■ Materials provided ■
⁂
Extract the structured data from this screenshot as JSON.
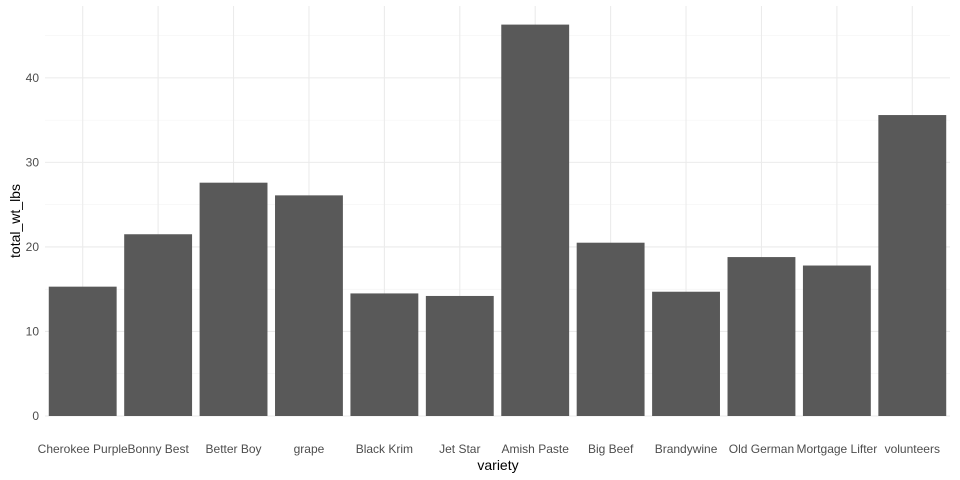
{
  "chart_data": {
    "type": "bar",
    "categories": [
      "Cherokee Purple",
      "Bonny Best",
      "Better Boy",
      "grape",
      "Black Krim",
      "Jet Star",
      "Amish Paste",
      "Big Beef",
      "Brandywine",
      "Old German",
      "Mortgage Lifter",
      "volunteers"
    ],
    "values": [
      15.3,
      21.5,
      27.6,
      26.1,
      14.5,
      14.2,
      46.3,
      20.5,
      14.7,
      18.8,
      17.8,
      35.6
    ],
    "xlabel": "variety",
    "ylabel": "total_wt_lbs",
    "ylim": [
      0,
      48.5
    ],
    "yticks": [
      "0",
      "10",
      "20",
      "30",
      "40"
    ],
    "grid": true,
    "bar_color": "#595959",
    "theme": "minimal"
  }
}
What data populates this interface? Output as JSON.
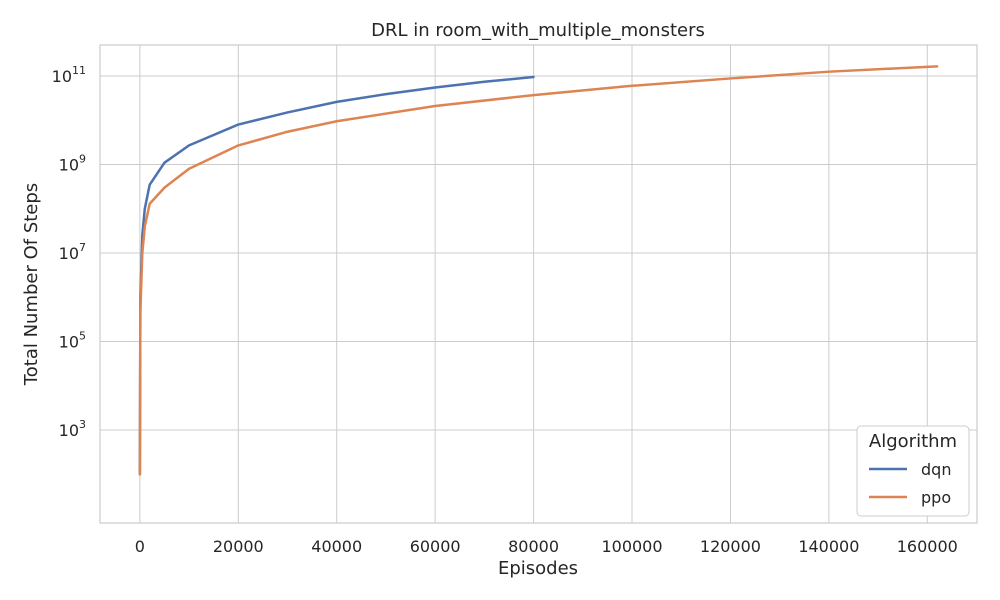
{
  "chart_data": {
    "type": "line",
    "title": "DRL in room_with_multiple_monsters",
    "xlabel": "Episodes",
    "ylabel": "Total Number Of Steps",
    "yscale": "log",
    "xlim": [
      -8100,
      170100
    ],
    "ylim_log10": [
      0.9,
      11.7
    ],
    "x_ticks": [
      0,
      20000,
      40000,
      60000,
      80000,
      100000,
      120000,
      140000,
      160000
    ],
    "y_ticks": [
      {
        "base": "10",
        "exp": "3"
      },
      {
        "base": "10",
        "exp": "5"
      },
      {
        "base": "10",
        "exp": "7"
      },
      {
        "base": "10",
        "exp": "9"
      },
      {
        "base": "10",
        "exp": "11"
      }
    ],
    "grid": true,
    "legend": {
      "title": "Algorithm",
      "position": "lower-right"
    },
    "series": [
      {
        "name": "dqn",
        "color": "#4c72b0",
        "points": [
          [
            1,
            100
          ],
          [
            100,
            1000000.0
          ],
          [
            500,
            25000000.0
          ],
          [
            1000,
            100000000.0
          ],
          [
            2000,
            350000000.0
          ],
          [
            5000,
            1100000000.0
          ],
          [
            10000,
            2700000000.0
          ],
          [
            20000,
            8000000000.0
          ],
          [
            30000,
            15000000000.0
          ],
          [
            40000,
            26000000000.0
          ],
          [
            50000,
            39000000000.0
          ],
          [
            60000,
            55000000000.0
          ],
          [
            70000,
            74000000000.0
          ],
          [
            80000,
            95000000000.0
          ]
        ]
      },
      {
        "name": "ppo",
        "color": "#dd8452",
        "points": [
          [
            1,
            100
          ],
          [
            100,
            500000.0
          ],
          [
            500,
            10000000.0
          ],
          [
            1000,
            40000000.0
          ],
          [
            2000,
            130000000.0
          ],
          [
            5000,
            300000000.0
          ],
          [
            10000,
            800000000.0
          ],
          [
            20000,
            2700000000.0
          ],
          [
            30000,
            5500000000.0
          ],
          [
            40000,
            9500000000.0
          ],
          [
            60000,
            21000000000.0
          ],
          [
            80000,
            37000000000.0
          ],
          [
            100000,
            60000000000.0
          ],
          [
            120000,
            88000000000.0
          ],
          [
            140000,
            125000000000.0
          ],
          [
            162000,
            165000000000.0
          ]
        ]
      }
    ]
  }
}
⁂
■ Task ■
From the records, copy every line that has the string "this" in it.

■ Response ■
Extract the structured data from this screenshot as JSON.
What data populates this interface? Output as JSON.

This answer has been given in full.